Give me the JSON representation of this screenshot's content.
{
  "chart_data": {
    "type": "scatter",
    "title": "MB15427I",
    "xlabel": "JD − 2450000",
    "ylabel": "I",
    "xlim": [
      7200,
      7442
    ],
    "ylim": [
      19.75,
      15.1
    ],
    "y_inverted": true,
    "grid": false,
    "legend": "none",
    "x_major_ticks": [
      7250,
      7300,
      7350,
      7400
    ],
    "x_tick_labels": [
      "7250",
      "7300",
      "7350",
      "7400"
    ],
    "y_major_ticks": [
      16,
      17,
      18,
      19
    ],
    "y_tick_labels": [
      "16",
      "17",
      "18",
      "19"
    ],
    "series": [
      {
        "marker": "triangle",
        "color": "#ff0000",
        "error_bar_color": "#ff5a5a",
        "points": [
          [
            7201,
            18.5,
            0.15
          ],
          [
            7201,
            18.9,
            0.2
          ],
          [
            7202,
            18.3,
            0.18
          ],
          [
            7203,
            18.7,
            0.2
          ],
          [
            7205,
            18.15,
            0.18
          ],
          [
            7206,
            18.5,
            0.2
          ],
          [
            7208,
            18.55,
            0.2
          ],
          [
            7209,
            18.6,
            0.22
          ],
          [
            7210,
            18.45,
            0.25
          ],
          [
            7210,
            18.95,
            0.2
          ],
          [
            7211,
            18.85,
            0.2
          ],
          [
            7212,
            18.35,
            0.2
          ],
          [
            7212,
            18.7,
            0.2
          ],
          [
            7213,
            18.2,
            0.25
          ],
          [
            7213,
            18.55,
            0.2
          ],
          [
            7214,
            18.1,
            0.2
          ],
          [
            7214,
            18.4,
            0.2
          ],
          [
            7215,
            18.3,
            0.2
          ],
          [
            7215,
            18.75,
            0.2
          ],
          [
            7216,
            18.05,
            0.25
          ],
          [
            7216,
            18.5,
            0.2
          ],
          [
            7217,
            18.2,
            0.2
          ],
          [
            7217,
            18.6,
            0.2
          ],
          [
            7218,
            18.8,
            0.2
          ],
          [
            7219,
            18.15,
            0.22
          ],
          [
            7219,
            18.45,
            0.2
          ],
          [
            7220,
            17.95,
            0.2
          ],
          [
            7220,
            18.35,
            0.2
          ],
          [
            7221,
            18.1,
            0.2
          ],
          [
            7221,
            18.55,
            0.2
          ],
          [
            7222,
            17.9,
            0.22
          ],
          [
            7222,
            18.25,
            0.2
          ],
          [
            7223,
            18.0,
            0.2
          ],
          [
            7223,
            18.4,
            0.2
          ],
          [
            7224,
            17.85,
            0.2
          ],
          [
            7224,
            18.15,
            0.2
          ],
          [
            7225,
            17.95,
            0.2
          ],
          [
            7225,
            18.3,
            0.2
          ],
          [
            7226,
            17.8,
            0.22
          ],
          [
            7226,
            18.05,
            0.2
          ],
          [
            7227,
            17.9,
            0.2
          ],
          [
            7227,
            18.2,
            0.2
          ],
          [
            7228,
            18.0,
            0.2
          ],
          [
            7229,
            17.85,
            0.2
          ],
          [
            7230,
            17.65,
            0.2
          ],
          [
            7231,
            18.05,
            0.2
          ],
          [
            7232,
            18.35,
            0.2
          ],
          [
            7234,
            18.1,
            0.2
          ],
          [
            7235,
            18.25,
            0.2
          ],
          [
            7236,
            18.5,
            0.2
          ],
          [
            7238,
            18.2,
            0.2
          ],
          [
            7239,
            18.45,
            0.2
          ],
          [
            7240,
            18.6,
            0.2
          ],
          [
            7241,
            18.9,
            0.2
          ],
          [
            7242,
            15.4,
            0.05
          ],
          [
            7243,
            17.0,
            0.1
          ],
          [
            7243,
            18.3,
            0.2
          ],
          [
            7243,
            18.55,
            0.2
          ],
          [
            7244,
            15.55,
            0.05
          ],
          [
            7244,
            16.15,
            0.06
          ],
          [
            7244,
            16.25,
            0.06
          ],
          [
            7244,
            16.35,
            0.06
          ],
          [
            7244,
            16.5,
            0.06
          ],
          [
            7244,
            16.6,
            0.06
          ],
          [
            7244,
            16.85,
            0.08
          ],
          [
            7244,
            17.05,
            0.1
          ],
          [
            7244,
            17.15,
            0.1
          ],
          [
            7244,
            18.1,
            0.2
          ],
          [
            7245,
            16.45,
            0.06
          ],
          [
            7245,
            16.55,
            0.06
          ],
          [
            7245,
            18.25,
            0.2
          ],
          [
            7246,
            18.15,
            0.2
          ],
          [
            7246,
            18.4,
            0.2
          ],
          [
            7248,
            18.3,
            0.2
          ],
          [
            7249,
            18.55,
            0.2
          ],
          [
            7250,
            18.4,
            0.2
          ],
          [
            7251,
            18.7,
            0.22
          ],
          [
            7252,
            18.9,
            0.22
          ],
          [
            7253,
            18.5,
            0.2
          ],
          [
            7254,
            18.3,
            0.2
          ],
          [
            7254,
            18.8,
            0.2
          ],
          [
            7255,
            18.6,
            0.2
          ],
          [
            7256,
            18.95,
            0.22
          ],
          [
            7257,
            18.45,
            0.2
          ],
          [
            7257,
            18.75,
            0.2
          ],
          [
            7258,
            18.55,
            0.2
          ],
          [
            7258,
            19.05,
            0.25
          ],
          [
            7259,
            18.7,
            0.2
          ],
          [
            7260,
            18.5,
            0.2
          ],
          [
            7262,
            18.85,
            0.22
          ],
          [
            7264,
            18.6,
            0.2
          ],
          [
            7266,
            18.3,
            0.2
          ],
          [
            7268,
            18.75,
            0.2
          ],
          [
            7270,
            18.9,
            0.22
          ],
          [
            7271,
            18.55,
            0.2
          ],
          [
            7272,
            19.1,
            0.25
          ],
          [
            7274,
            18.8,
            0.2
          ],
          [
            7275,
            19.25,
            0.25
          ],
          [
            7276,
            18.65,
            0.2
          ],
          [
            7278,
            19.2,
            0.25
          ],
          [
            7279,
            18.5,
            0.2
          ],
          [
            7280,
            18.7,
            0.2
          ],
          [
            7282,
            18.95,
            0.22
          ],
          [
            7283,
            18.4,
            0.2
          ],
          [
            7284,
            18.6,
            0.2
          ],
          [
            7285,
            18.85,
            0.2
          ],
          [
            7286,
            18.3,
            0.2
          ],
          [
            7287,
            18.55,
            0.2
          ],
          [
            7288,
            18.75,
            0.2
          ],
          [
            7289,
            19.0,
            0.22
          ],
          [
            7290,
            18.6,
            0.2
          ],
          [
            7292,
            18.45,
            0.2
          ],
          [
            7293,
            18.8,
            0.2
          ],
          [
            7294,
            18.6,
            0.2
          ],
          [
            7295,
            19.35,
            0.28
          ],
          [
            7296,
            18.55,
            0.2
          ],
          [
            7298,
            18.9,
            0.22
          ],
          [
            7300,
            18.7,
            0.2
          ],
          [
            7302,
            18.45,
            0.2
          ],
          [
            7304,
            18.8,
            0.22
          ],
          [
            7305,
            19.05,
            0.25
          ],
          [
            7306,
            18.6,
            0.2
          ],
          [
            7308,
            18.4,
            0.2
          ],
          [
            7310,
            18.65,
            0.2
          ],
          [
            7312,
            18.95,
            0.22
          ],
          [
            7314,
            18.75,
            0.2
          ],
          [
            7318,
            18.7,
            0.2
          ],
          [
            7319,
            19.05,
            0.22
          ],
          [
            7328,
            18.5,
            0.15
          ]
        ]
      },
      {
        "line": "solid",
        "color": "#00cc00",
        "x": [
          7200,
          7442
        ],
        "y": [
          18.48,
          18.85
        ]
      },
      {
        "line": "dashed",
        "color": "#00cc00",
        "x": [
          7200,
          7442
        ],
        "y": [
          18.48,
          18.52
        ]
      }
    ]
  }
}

- - - - - - -

§ Short exercise:
Output the records above in their entirety, exactly.

§ Expected output:
Give me the JSON representation of this screenshot's content.
{
  "chart_data": {
    "type": "scatter",
    "title": "MB15427I",
    "xlabel": "JD − 2450000",
    "ylabel": "I",
    "xlim": [
      7200,
      7442
    ],
    "ylim": [
      19.75,
      15.1
    ],
    "y_inverted": true,
    "grid": false,
    "legend": "none",
    "x_major_ticks": [
      7250,
      7300,
      7350,
      7400
    ],
    "x_tick_labels": [
      "7250",
      "7300",
      "7350",
      "7400"
    ],
    "y_major_ticks": [
      16,
      17,
      18,
      19
    ],
    "y_tick_labels": [
      "16",
      "17",
      "18",
      "19"
    ],
    "series": [
      {
        "marker": "triangle",
        "color": "#ff0000",
        "error_bar_color": "#ff5a5a",
        "points": [
          [
            7201,
            18.5,
            0.15
          ],
          [
            7201,
            18.9,
            0.2
          ],
          [
            7202,
            18.3,
            0.18
          ],
          [
            7203,
            18.7,
            0.2
          ],
          [
            7205,
            18.15,
            0.18
          ],
          [
            7206,
            18.5,
            0.2
          ],
          [
            7208,
            18.55,
            0.2
          ],
          [
            7209,
            18.6,
            0.22
          ],
          [
            7210,
            18.45,
            0.25
          ],
          [
            7210,
            18.95,
            0.2
          ],
          [
            7211,
            18.85,
            0.2
          ],
          [
            7212,
            18.35,
            0.2
          ],
          [
            7212,
            18.7,
            0.2
          ],
          [
            7213,
            18.2,
            0.25
          ],
          [
            7213,
            18.55,
            0.2
          ],
          [
            7214,
            18.1,
            0.2
          ],
          [
            7214,
            18.4,
            0.2
          ],
          [
            7215,
            18.3,
            0.2
          ],
          [
            7215,
            18.75,
            0.2
          ],
          [
            7216,
            18.05,
            0.25
          ],
          [
            7216,
            18.5,
            0.2
          ],
          [
            7217,
            18.2,
            0.2
          ],
          [
            7217,
            18.6,
            0.2
          ],
          [
            7218,
            18.8,
            0.2
          ],
          [
            7219,
            18.15,
            0.22
          ],
          [
            7219,
            18.45,
            0.2
          ],
          [
            7220,
            17.95,
            0.2
          ],
          [
            7220,
            18.35,
            0.2
          ],
          [
            7221,
            18.1,
            0.2
          ],
          [
            7221,
            18.55,
            0.2
          ],
          [
            7222,
            17.9,
            0.22
          ],
          [
            7222,
            18.25,
            0.2
          ],
          [
            7223,
            18.0,
            0.2
          ],
          [
            7223,
            18.4,
            0.2
          ],
          [
            7224,
            17.85,
            0.2
          ],
          [
            7224,
            18.15,
            0.2
          ],
          [
            7225,
            17.95,
            0.2
          ],
          [
            7225,
            18.3,
            0.2
          ],
          [
            7226,
            17.8,
            0.22
          ],
          [
            7226,
            18.05,
            0.2
          ],
          [
            7227,
            17.9,
            0.2
          ],
          [
            7227,
            18.2,
            0.2
          ],
          [
            7228,
            18.0,
            0.2
          ],
          [
            7229,
            17.85,
            0.2
          ],
          [
            7230,
            17.65,
            0.2
          ],
          [
            7231,
            18.05,
            0.2
          ],
          [
            7232,
            18.35,
            0.2
          ],
          [
            7234,
            18.1,
            0.2
          ],
          [
            7235,
            18.25,
            0.2
          ],
          [
            7236,
            18.5,
            0.2
          ],
          [
            7238,
            18.2,
            0.2
          ],
          [
            7239,
            18.45,
            0.2
          ],
          [
            7240,
            18.6,
            0.2
          ],
          [
            7241,
            18.9,
            0.2
          ],
          [
            7242,
            15.4,
            0.05
          ],
          [
            7243,
            17.0,
            0.1
          ],
          [
            7243,
            18.3,
            0.2
          ],
          [
            7243,
            18.55,
            0.2
          ],
          [
            7244,
            15.55,
            0.05
          ],
          [
            7244,
            16.15,
            0.06
          ],
          [
            7244,
            16.25,
            0.06
          ],
          [
            7244,
            16.35,
            0.06
          ],
          [
            7244,
            16.5,
            0.06
          ],
          [
            7244,
            16.6,
            0.06
          ],
          [
            7244,
            16.85,
            0.08
          ],
          [
            7244,
            17.05,
            0.1
          ],
          [
            7244,
            17.15,
            0.1
          ],
          [
            7244,
            18.1,
            0.2
          ],
          [
            7245,
            16.45,
            0.06
          ],
          [
            7245,
            16.55,
            0.06
          ],
          [
            7245,
            18.25,
            0.2
          ],
          [
            7246,
            18.15,
            0.2
          ],
          [
            7246,
            18.4,
            0.2
          ],
          [
            7248,
            18.3,
            0.2
          ],
          [
            7249,
            18.55,
            0.2
          ],
          [
            7250,
            18.4,
            0.2
          ],
          [
            7251,
            18.7,
            0.22
          ],
          [
            7252,
            18.9,
            0.22
          ],
          [
            7253,
            18.5,
            0.2
          ],
          [
            7254,
            18.3,
            0.2
          ],
          [
            7254,
            18.8,
            0.2
          ],
          [
            7255,
            18.6,
            0.2
          ],
          [
            7256,
            18.95,
            0.22
          ],
          [
            7257,
            18.45,
            0.2
          ],
          [
            7257,
            18.75,
            0.2
          ],
          [
            7258,
            18.55,
            0.2
          ],
          [
            7258,
            19.05,
            0.25
          ],
          [
            7259,
            18.7,
            0.2
          ],
          [
            7260,
            18.5,
            0.2
          ],
          [
            7262,
            18.85,
            0.22
          ],
          [
            7264,
            18.6,
            0.2
          ],
          [
            7266,
            18.3,
            0.2
          ],
          [
            7268,
            18.75,
            0.2
          ],
          [
            7270,
            18.9,
            0.22
          ],
          [
            7271,
            18.55,
            0.2
          ],
          [
            7272,
            19.1,
            0.25
          ],
          [
            7274,
            18.8,
            0.2
          ],
          [
            7275,
            19.25,
            0.25
          ],
          [
            7276,
            18.65,
            0.2
          ],
          [
            7278,
            19.2,
            0.25
          ],
          [
            7279,
            18.5,
            0.2
          ],
          [
            7280,
            18.7,
            0.2
          ],
          [
            7282,
            18.95,
            0.22
          ],
          [
            7283,
            18.4,
            0.2
          ],
          [
            7284,
            18.6,
            0.2
          ],
          [
            7285,
            18.85,
            0.2
          ],
          [
            7286,
            18.3,
            0.2
          ],
          [
            7287,
            18.55,
            0.2
          ],
          [
            7288,
            18.75,
            0.2
          ],
          [
            7289,
            19.0,
            0.22
          ],
          [
            7290,
            18.6,
            0.2
          ],
          [
            7292,
            18.45,
            0.2
          ],
          [
            7293,
            18.8,
            0.2
          ],
          [
            7294,
            18.6,
            0.2
          ],
          [
            7295,
            19.35,
            0.28
          ],
          [
            7296,
            18.55,
            0.2
          ],
          [
            7298,
            18.9,
            0.22
          ],
          [
            7300,
            18.7,
            0.2
          ],
          [
            7302,
            18.45,
            0.2
          ],
          [
            7304,
            18.8,
            0.22
          ],
          [
            7305,
            19.05,
            0.25
          ],
          [
            7306,
            18.6,
            0.2
          ],
          [
            7308,
            18.4,
            0.2
          ],
          [
            7310,
            18.65,
            0.2
          ],
          [
            7312,
            18.95,
            0.22
          ],
          [
            7314,
            18.75,
            0.2
          ],
          [
            7318,
            18.7,
            0.2
          ],
          [
            7319,
            19.05,
            0.22
          ],
          [
            7328,
            18.5,
            0.15
          ]
        ]
      },
      {
        "line": "solid",
        "color": "#00cc00",
        "x": [
          7200,
          7442
        ],
        "y": [
          18.48,
          18.85
        ]
      },
      {
        "line": "dashed",
        "color": "#00cc00",
        "x": [
          7200,
          7442
        ],
        "y": [
          18.48,
          18.52
        ]
      }
    ]
  }
}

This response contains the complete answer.